How to create a cool sounding shred piece.
So what's this 'shredding stuff', you ask? It's a guitar technique used by electric guitar wizzards worldwide. To put it very plain and simple; it's making fast and cool sounding sequential patterns on your guitar. The more technically advanced, the better. The best 'shredders' around try to incorperate whammy bar effects, ridiculous speed techniques, 'sweep picking' and all kinds of crazy stuff, to wow their audience.
In my tracks, I've tried to shred a bit myself over the years. I'll have to use my keyboard, though. It seems to be working pretty well, according to the cool comments I've been getting. Also, many of the viewers are asking for some more tutorials on shredding and some pointers on where to begin. Here's what I do:
1. Create an easy pattern
Start off by creating a simple pattern at around 130bpm. Just keep it as plain as possible and only use notes that will become the backbone of your riff. Create a lick with simple notes.
2. Connect the dots
Once you've made a simple riff, it's time to fill it in (which in essence is a lot like the kids game 'connect the dots'). Using reason you can use the sequencer to fill in the gaps in-between the notes you laid out earlier. Try different patterns and play with the space and pace of the stuff you cram in there. Play it back and try to create some emphasis by adding pitch bend to certain notes.

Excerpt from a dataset

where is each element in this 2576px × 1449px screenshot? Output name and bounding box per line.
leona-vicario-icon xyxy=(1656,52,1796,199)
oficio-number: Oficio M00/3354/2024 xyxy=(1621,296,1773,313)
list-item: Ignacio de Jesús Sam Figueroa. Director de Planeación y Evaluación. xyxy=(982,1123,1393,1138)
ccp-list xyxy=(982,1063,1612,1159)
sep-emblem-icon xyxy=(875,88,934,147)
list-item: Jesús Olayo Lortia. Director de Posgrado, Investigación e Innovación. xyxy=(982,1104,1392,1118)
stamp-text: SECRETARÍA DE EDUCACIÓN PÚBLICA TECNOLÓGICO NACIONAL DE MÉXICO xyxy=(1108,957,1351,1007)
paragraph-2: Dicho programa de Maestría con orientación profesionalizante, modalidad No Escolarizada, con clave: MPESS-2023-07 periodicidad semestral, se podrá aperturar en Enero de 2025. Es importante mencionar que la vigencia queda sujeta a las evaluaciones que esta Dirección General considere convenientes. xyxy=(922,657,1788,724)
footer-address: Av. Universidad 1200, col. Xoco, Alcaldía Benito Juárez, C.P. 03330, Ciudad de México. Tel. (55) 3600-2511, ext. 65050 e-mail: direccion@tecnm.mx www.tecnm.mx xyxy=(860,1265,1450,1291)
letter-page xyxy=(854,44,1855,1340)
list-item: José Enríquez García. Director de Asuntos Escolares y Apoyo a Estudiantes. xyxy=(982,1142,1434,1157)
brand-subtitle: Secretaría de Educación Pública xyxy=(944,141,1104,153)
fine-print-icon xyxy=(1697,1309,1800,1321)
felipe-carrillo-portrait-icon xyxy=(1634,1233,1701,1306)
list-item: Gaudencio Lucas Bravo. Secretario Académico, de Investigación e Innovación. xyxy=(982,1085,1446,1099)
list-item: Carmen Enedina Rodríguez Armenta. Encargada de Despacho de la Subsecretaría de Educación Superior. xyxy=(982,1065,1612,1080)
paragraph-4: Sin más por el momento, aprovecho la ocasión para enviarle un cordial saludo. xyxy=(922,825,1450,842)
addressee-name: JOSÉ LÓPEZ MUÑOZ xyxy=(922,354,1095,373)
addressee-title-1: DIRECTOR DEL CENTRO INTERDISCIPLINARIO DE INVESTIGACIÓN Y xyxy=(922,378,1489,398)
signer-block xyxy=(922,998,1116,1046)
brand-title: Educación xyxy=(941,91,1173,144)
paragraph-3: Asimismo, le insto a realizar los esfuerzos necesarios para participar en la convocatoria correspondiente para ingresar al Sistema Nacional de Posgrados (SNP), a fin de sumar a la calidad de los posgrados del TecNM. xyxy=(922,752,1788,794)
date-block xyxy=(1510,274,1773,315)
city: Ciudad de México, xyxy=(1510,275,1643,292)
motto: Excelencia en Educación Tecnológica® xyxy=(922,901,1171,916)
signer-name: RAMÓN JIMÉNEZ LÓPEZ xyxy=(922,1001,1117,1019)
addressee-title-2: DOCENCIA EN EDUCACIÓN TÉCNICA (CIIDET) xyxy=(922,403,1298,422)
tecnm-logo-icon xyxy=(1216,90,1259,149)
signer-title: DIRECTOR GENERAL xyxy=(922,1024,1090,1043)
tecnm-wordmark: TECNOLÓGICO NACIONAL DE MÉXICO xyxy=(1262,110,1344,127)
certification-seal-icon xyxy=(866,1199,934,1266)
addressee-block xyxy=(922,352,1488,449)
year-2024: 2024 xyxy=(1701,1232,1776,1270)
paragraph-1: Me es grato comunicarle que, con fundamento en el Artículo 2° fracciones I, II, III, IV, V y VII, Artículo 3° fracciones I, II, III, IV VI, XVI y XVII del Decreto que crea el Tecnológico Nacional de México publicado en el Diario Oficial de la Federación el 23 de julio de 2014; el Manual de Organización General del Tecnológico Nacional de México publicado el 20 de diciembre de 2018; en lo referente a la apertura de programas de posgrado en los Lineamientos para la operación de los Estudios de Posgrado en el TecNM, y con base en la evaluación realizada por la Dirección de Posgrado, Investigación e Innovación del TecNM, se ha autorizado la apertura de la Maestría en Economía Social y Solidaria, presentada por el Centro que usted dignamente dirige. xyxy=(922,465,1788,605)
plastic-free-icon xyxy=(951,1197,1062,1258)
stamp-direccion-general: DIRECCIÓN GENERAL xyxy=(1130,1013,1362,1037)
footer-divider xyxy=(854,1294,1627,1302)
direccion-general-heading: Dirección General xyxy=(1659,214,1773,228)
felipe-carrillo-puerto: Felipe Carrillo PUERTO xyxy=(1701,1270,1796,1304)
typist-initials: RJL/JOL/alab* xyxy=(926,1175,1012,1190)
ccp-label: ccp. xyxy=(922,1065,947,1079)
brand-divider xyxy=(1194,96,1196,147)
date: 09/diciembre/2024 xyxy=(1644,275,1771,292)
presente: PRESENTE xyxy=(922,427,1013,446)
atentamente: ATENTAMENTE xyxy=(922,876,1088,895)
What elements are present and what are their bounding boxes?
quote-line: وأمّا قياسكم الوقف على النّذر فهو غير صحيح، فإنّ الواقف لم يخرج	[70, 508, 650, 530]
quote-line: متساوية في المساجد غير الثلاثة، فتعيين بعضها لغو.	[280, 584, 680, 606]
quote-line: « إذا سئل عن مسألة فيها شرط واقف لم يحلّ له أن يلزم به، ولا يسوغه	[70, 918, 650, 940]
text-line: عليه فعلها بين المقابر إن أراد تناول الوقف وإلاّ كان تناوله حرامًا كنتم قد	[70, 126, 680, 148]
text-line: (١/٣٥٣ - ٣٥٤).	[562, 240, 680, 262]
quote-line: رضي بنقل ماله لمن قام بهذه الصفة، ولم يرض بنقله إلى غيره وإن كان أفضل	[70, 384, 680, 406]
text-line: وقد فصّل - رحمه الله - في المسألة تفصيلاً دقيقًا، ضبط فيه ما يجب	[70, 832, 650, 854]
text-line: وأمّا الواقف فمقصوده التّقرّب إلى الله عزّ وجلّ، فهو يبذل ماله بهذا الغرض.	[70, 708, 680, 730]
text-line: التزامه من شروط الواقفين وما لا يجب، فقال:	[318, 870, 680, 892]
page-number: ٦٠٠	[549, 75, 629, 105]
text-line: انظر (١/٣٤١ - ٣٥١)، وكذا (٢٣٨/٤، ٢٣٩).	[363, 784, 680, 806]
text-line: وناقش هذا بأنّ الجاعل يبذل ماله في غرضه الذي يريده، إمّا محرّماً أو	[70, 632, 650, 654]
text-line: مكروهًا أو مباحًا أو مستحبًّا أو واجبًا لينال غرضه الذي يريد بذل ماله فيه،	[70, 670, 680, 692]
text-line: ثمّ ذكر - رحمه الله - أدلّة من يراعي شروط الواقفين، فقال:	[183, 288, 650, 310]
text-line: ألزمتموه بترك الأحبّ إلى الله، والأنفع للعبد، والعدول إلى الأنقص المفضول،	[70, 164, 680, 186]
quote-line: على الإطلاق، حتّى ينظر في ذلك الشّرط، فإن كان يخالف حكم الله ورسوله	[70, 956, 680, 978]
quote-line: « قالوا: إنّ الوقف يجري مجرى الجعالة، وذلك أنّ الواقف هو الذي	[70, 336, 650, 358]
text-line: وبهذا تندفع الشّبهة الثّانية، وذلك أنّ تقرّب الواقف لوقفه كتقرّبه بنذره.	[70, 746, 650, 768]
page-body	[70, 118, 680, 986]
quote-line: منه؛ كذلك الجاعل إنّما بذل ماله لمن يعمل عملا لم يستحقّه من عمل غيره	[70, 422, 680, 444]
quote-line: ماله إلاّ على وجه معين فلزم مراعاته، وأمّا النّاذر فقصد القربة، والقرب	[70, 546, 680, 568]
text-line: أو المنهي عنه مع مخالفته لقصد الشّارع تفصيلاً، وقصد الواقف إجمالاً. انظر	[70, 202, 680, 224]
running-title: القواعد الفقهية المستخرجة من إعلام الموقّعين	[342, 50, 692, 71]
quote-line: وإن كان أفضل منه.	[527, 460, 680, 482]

Tasks to perform =>
a) In the shredding guide, at roughly what tempo should the simple starting pattern be created?
b) Reproduce the part of the shredding guide starting at "In my tracks, I've" and ending at "with simple notes.".

Answers to the exercise =>
a) Around 130bpm.

b)
In my tracks, I've tried to shred a bit myself over the years. I'll have to use my keyboard, though. It seems to be working pretty well, according to the cool comments I've been getting. Also, many of the viewers are asking for some more tutorials on shredding and some pointers on where to begin. Here's what I do:
1. Create an easy pattern
Start off by creating a simple pattern at around 130bpm. Just keep it as plain as possible and only use notes that will become the backbone of your riff. Create a lick with simple notes.